Exercise objective =>
Reproduce the complete passage below on the treatment of myeloproliferative neoplasms, word for word.

Reading text =>
=== Begin Enclosure ===

Developments in the Understanding and Treatment of myeloproliferative Neoplasms

Treatment of myeloproliferative neoplasia (MPN) is based on patients' individual risk-stratification and includes cytoreductive agents for high-risk essential thrombocythemia (ET), polycythemia vera (PV) and Myelofibrosis (MF). Classical cytoreductive drugs largely fail to modify the basic clonal composition of the disease. In contrast, in PV for example treatment with Ropeg-Interferon not only results in higher hematological response rates compared to hydroxyurea but in addition significantly reduces JAK2 allele-burden in high-risk PV patients as well as it depletes concurrent cytogenetic and molecular abnormalities. Treatment with Ropeg-Interferon so far is only approved for high-risk PV. A very recent trial however also demonstrated this disease-modifying effect also in low-risk PV patients in addition to an increased rate of transfusion independence. Thus, Ropeg-Interferon is the current standard for first line treatment of high-risk PV and we assume that the data in low-risk PV will lead also to a broader clinical use of Ropeg-Interferon this particular patient group, as it may decrease transformation to MF or even MPN-blast crisis. Myelofibrosis management has been extended by novel JAKi. Fedratinib is the first second generation JAK-inhibitor approved for Ruxolitinib-intolerant or refractory patients. Fedratinib reduces both spleen volume as well as symptom burden. Two other second generation JAK-inhibitors are in clinical development for MPN treatment. Pacritinib has demonstrated efficacy in reducing both spleen volume and symptom score in MF including a cohort of Ruxolitinib-pretreated patients and Momelotinib is the only JAK-inhibitor which has been shown to alleviate anemia in addition to its effect on improving spleen volume and symptom. So far, neither Pacritinib nor Momelotinib are currently EMA-approved for MPN treatment. Finally, it has recently been acknowledged that inflammation is a key driver of MPN pathogenesis. Both, mutated as well as non-clonal inflammatory and other stromal cells produce significant amounts of local cytokines. Also the initiation of the neoplastic process itself seems to depend on inflammatory cytokines. Recent scRNASeq data revealed components of the alarmin complex (S100A8 und S100A9) drive this local sterile inflammation process, which also represents a potential therapeutic target, as the S100A8 and A9 inhibitor Tasquinimod reduced fibrosis in a pre-clinical animal model.

=== End Enclosure ===

Excerpted data =>
=== Begin Enclosure ===

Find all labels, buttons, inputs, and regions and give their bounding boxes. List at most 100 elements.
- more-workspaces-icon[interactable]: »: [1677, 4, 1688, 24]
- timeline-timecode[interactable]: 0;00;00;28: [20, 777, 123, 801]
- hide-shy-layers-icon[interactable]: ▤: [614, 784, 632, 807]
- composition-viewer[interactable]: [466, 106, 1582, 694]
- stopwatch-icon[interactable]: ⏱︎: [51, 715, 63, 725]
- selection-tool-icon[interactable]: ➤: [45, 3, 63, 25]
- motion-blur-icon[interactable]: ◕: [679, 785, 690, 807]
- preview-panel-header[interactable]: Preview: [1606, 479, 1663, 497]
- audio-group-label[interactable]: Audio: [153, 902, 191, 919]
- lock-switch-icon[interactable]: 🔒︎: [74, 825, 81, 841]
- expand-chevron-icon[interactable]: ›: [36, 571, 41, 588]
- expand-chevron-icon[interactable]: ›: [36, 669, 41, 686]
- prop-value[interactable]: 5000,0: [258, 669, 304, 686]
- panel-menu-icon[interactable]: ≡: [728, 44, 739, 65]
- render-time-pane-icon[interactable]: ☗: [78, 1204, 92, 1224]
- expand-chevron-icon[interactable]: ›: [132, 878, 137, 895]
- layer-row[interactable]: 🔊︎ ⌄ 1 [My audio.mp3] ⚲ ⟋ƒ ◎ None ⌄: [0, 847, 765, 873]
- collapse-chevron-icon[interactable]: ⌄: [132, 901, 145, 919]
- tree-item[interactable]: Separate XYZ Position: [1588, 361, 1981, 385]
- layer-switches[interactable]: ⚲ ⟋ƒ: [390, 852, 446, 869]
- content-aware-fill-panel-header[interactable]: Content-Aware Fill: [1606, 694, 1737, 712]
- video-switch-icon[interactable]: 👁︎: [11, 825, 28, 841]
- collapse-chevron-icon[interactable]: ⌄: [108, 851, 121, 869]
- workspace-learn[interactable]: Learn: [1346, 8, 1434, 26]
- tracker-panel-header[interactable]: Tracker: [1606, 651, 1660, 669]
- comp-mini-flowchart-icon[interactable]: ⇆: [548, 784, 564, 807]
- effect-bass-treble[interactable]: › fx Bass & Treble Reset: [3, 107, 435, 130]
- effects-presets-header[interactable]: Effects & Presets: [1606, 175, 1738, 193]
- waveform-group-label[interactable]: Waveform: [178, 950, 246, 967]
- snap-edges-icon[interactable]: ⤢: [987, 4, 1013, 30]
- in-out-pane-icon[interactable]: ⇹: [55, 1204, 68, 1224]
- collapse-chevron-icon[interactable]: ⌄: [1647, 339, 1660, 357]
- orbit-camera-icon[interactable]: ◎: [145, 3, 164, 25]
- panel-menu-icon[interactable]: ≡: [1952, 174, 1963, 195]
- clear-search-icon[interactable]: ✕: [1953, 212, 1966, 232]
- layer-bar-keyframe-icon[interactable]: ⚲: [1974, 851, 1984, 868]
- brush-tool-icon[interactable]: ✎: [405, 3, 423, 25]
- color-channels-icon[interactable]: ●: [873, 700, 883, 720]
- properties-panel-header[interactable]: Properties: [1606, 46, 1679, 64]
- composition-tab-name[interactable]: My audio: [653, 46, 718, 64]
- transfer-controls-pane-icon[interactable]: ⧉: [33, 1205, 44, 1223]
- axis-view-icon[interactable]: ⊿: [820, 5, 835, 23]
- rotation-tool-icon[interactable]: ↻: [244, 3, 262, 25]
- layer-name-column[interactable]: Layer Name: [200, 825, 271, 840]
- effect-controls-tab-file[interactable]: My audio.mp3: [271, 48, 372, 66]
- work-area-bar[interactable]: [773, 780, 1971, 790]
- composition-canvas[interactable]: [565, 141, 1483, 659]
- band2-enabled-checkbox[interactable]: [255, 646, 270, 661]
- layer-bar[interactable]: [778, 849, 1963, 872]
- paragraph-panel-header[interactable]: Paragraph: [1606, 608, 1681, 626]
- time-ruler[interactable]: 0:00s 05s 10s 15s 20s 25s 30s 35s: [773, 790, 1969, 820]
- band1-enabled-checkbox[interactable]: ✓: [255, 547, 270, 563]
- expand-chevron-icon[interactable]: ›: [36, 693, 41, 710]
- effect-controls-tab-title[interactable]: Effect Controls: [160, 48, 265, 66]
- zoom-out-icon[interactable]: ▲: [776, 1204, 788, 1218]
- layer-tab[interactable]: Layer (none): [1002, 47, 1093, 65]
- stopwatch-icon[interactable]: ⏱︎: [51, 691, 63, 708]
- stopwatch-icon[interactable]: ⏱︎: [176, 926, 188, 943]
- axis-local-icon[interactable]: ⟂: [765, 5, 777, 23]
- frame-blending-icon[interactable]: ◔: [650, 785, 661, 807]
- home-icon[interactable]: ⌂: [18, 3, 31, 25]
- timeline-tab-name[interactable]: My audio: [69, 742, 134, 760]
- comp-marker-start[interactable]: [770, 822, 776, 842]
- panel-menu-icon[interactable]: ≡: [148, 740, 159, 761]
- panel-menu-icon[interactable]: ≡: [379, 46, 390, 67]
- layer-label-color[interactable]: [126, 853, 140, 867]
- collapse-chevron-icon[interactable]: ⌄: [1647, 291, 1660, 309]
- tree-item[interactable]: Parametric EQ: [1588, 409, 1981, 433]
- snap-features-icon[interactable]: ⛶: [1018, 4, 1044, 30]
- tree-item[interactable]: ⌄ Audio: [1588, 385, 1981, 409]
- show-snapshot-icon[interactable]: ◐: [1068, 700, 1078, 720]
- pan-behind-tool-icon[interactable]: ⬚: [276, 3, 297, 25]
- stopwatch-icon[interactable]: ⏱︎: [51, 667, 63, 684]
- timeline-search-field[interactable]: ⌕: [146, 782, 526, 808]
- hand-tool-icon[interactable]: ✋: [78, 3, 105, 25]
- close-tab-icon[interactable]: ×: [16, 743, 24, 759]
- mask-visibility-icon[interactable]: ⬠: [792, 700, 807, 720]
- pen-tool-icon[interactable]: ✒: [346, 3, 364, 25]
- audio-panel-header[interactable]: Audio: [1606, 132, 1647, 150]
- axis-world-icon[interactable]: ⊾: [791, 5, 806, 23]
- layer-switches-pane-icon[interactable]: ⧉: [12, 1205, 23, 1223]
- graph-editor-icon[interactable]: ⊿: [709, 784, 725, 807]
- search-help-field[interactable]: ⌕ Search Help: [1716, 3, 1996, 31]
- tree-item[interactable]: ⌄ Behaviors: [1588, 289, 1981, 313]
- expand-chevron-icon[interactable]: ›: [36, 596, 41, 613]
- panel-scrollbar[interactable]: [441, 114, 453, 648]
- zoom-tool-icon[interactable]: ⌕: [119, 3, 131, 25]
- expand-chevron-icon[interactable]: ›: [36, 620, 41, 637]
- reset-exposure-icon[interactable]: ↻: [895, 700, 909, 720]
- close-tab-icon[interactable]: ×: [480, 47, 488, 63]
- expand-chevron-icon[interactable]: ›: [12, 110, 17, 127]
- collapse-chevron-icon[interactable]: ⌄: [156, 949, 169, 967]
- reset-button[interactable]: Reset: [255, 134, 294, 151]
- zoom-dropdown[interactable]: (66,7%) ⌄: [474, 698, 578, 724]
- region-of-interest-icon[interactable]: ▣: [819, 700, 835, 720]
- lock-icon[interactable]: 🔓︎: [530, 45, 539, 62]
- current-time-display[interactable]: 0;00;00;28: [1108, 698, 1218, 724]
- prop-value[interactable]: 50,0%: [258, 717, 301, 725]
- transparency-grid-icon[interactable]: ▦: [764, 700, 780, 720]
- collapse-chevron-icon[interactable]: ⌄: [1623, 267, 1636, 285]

=== End Enclosure ===

Task response =>
Developments in the Understanding and Treatment of myeloproliferative Neoplasms

Treatment of myeloproliferative neoplasia (MPN) is based on patients' individual risk-stratification and includes cytoreductive agents for high-risk essential thrombocythemia (ET), polycythemia vera (PV) and Myelofibrosis (MF). Classical cytoreductive drugs largely fail to modify the basic clonal composition of the disease. In contrast, in PV for example treatment with Ropeg-Interferon not only results in higher hematological response rates compared to hydroxyurea but in addition significantly reduces JAK2 allele-burden in high-risk PV patients as well as it depletes concurrent cytogenetic and molecular abnormalities. Treatment with Ropeg-Interferon so far is only approved for high-risk PV. A very recent trial however also demonstrated this disease-modifying effect also in low-risk PV patients in addition to an increased rate of transfusion independence. Thus, Ropeg-Interferon is the current standard for first line treatment of high-risk PV and we assume that the data in low-risk PV will lead also to a broader clinical use of Ropeg-Interferon this particular patient group, as it may decrease transformation to MF or even MPN-blast crisis. Myelofibrosis management has been extended by novel JAKi. Fedratinib is the first second generation JAK-inhibitor approved for Ruxolitinib-intolerant or refractory patients. Fedratinib reduces both spleen volume as well as symptom burden. Two other second generation JAK-inhibitors are in clinical development for MPN treatment. Pacritinib has demonstrated efficacy in reducing both spleen volume and symptom score in MF including a cohort of Ruxolitinib-pretreated patients and Momelotinib is the only JAK-inhibitor which has been shown to alleviate anemia in addition to its effect on improving spleen volume and symptom. So far, neither Pacritinib nor Momelotinib are currently EMA-approved for MPN treatment. Finally, it has recently been acknowledged that inflammation is a key driver of MPN pathogenesis. Both, mutated as well as non-clonal inflammatory and other stromal cells produce significant amounts of local cytokines. Also the initiation of the neoplastic process itself seems to depend on inflammatory cytokines. Recent scRNASeq data revealed components of the alarmin complex (S100A8 und S100A9) drive this local sterile inflammation process, which also represents a potential therapeutic target, as the S100A8 and A9 inhibitor Tasquinimod reduced fibrosis in a pre-clinical animal model.